* _Exercise brief_
In the copy, keep every record exact and leave out all images.

* _The records_
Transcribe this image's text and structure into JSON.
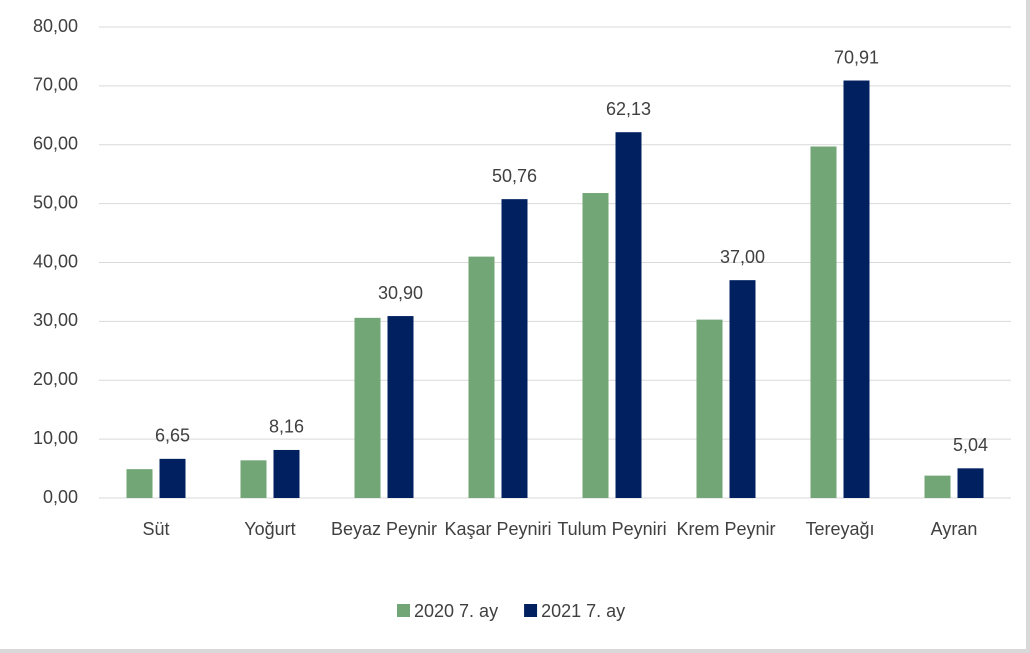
{
  "chart_data": {
    "type": "bar",
    "categories": [
      "Süt",
      "Yoğurt",
      "Beyaz Peynir",
      "Kaşar Peyniri",
      "Tulum Peyniri",
      "Krem Peynir",
      "Tereyağı",
      "Ayran"
    ],
    "series": [
      {
        "name": "2020 7. ay",
        "color": "#72a676",
        "values": [
          4.9,
          6.4,
          30.6,
          41.0,
          51.8,
          30.3,
          59.7,
          3.8
        ]
      },
      {
        "name": "2021 7. ay",
        "color": "#002060",
        "values": [
          6.65,
          8.16,
          30.9,
          50.76,
          62.13,
          37.0,
          70.91,
          5.04
        ],
        "value_labels": [
          "6,65",
          "8,16",
          "30,90",
          "50,76",
          "62,13",
          "37,00",
          "70,91",
          "5,04"
        ]
      }
    ],
    "ylim": [
      0,
      80
    ],
    "yticks": [
      {
        "value": 0,
        "label": "0,00"
      },
      {
        "value": 10,
        "label": "10,00"
      },
      {
        "value": 20,
        "label": "20,00"
      },
      {
        "value": 30,
        "label": "30,00"
      },
      {
        "value": 40,
        "label": "40,00"
      },
      {
        "value": 50,
        "label": "50,00"
      },
      {
        "value": 60,
        "label": "60,00"
      },
      {
        "value": 70,
        "label": "70,00"
      },
      {
        "value": 80,
        "label": "80,00"
      }
    ],
    "grid": true,
    "legend": "bottom"
  }
}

* _Problem solution_
Transcribe this image's text and structure into JSON.
{
  "chart_data": {
    "type": "bar",
    "categories": [
      "Süt",
      "Yoğurt",
      "Beyaz Peynir",
      "Kaşar Peyniri",
      "Tulum Peyniri",
      "Krem Peynir",
      "Tereyağı",
      "Ayran"
    ],
    "series": [
      {
        "name": "2020 7. ay",
        "color": "#72a676",
        "values": [
          4.9,
          6.4,
          30.6,
          41.0,
          51.8,
          30.3,
          59.7,
          3.8
        ]
      },
      {
        "name": "2021 7. ay",
        "color": "#002060",
        "values": [
          6.65,
          8.16,
          30.9,
          50.76,
          62.13,
          37.0,
          70.91,
          5.04
        ],
        "value_labels": [
          "6,65",
          "8,16",
          "30,90",
          "50,76",
          "62,13",
          "37,00",
          "70,91",
          "5,04"
        ]
      }
    ],
    "ylim": [
      0,
      80
    ],
    "yticks": [
      {
        "value": 0,
        "label": "0,00"
      },
      {
        "value": 10,
        "label": "10,00"
      },
      {
        "value": 20,
        "label": "20,00"
      },
      {
        "value": 30,
        "label": "30,00"
      },
      {
        "value": 40,
        "label": "40,00"
      },
      {
        "value": 50,
        "label": "50,00"
      },
      {
        "value": 60,
        "label": "60,00"
      },
      {
        "value": 70,
        "label": "70,00"
      },
      {
        "value": 80,
        "label": "80,00"
      }
    ],
    "grid": true,
    "legend": "bottom"
  }
}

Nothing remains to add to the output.